> [Extract provided]
▶
# Hindi: मांस / माँस



## Wolverine9

Hi,

I've seen both of these spellings in dictionaries. Is this word pronounced with a nasalized vowel or a different type of nasal sound?

Thank you.


----------



## Shounak

For *मांस *there is no nasalization. It is pronounced as "mangs". For *माँस* I don't know the reference, the symbol is nasalization as in हाँ.


----------



## Wolverine9

Shounak said:


> For *मांस *there is no nasalization. It is pronounced as "mangs". For *माँस* I don't know the reference, the symbol is nasalization as in हाँ.



Which of the two is the correct pronunciation? Are both pronunciation used?


----------



## Shounak

Let me correct my earlier post. Both are correct. Both means meat. Both have nasalization. Some uses the dot, some uses the second symbol.


----------



## Dib

Shounak said:


> For *मांस *there is no nasalization. It is pronounced as "mangs". For *माँस* I don't know the reference, the symbol is nasalization as in हाँ.



I doubt there will ever be an "ng" (by which, I assume you mean the velar nasal - ङ्‌/ŋ (n with a left-turned tail in IPA)) in that possition in Hindi. Are you sure, you are not Hindifying the Bengali standard pronunciation /maŋʃo/, which contains a velar nasal?

As for me, I have normally seen and heard *माँस* in Hindi*. However, in Sanskrit, the spelling is *मांस*; so, I won't be surprised if that shows up in Hindi usage as well.

-------

*However, I have to admit that as a native Bengali speaker, my perception of vowel nasality before/after nasal consonants (e.g. m here) is not the best - Bengali neutralizes nasality contrast in that environment. So, take this info on pronunciation with a pinch of salt - better, wait for some native speaker's comment.


----------



## Wolverine9

Dib said:


> As for me, I have normally seen and heard *माँस* in Hindi*. However, in Sanskrit, the spelling is *मांस*; so, I won't be surprised if that shows up in Hindi usage as well.



Can you describe the Sanskrit pronunciation of *मांस? *Is it different from Hindi (besides the final "a")?


----------



## Dib

Wolverine9 said:


> Can you describe the Sanskrit pronunciation of *मांस? *Is it different from Hindi (besides the final "a")?



I wish, I could. 

The pronunciation of anusvāra in Sanskrit is a muddy subject. You can take a look at this short thread for a very brief overview:
http://forum.wordreference.com/threads/sanskrit-rules-for-the-anusvaara.2951500


----------



## Khaanabadosh

Wolverine9 said:


> Which of the two is the correct pronunciation? Are both pronunciation used?



I pronounce and write it as *माँस, *and I think this is more common*.*


----------



## tonyspeed

Wolverine9 said:


> Hi,
> 
> I've seen both of these spellings in dictionaries. Is this word pronounced with a nasalized vowel or a different type of nasal sound?
◀
> [Extracted entries]
▶
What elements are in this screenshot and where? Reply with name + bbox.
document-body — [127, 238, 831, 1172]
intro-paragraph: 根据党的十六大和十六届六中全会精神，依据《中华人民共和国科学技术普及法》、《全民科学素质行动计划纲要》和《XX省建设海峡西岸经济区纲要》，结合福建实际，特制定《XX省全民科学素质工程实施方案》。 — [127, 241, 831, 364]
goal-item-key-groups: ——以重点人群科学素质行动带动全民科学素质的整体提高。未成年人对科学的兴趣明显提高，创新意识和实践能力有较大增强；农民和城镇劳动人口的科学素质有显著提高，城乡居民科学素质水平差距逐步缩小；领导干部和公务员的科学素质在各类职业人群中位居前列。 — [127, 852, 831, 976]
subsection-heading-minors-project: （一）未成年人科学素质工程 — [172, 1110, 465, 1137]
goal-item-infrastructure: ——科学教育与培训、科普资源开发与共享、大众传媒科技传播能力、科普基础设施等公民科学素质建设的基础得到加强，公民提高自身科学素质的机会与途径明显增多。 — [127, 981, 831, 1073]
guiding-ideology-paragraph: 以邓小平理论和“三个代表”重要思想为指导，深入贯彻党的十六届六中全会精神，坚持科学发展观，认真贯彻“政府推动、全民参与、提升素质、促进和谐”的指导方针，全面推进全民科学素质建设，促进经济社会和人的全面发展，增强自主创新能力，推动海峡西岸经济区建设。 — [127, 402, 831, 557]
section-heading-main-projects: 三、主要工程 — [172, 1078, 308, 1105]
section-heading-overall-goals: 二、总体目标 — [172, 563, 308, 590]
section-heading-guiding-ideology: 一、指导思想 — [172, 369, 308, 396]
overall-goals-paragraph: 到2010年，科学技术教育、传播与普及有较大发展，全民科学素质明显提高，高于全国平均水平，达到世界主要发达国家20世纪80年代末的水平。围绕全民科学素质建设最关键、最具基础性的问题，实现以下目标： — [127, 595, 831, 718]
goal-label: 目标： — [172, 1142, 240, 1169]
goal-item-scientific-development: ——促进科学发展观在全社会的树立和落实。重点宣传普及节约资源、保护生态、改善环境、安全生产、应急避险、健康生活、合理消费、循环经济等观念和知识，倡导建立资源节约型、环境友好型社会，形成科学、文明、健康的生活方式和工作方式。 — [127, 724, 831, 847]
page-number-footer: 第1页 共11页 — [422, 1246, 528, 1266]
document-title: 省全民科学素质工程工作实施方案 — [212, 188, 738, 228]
◀
> [Your goal] Please give the forum thread again, starting with "I doubt there" and going on through "native speaker's comment.", and swap "Bengali" for "Bangla" throughout. You can leave the listing aside; none of it is needed.

> [Answer space]
I doubt there will ever be an "ng" (by which, I assume you mean the velar nasal - ङ्‌/ŋ (n with a left-turned tail in IPA)) in that possition in Hindi. Are you sure, you are not Hindifying the Bangla standard pronunciation /maŋʃo/, which contains a velar nasal?

As for me, I have normally seen and heard *माँस* in Hindi*. However, in Sanskrit, the spelling is *मांस*; so, I won't be surprised if that shows up in Hindi usage as well.

-------

*However, I have to admit that as a native Bangla speaker, my perception of vowel nasality before/after nasal consonants (e.g. m here) is not the best - Bangla neutralizes nasality contrast in that environment. So, take this info on pronunciation with a pinch of salt - better, wait for some native speaker's comment.